**Supplied information**
## begin

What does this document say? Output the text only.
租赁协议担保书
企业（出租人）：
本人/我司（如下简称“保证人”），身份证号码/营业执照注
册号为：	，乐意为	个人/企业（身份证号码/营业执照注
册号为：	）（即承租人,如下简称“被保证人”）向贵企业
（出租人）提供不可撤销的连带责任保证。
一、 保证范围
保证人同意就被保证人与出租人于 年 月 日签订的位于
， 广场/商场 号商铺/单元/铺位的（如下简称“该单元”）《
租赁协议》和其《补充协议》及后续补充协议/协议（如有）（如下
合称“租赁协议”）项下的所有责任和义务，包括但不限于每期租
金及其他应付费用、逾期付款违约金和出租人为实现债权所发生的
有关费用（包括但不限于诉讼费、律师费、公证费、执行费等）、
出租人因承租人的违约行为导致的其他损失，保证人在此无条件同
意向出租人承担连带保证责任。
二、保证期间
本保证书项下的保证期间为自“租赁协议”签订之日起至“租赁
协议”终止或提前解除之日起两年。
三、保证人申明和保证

## end

**Problem to work on**
Copy the data above in full, character for character.

**Correct output**
What does this document say? Output the text only.
租赁协议担保书
企业（出租人）：
本人/我司（如下简称“保证人”），身份证号码/营业执照注
册号为：	，乐意为	个人/企业（身份证号码/营业执照注
册号为：	）（即承租人,如下简称“被保证人”）向贵企业
（出租人）提供不可撤销的连带责任保证。
一、 保证范围
保证人同意就被保证人与出租人于 年 月 日签订的位于
， 广场/商场 号商铺/单元/铺位的（如下简称“该单元”）《
租赁协议》和其《补充协议》及后续补充协议/协议（如有）（如下
合称“租赁协议”）项下的所有责任和义务，包括但不限于每期租
金及其他应付费用、逾期付款违约金和出租人为实现债权所发生的
有关费用（包括但不限于诉讼费、律师费、公证费、执行费等）、
出租人因承租人的违约行为导致的其他损失，保证人在此无条件同
意向出租人承担连带保证责任。
二、保证期间
本保证书项下的保证期间为自“租赁协议”签订之日起至“租赁
协议”终止或提前解除之日起两年。
三、保证人申明和保证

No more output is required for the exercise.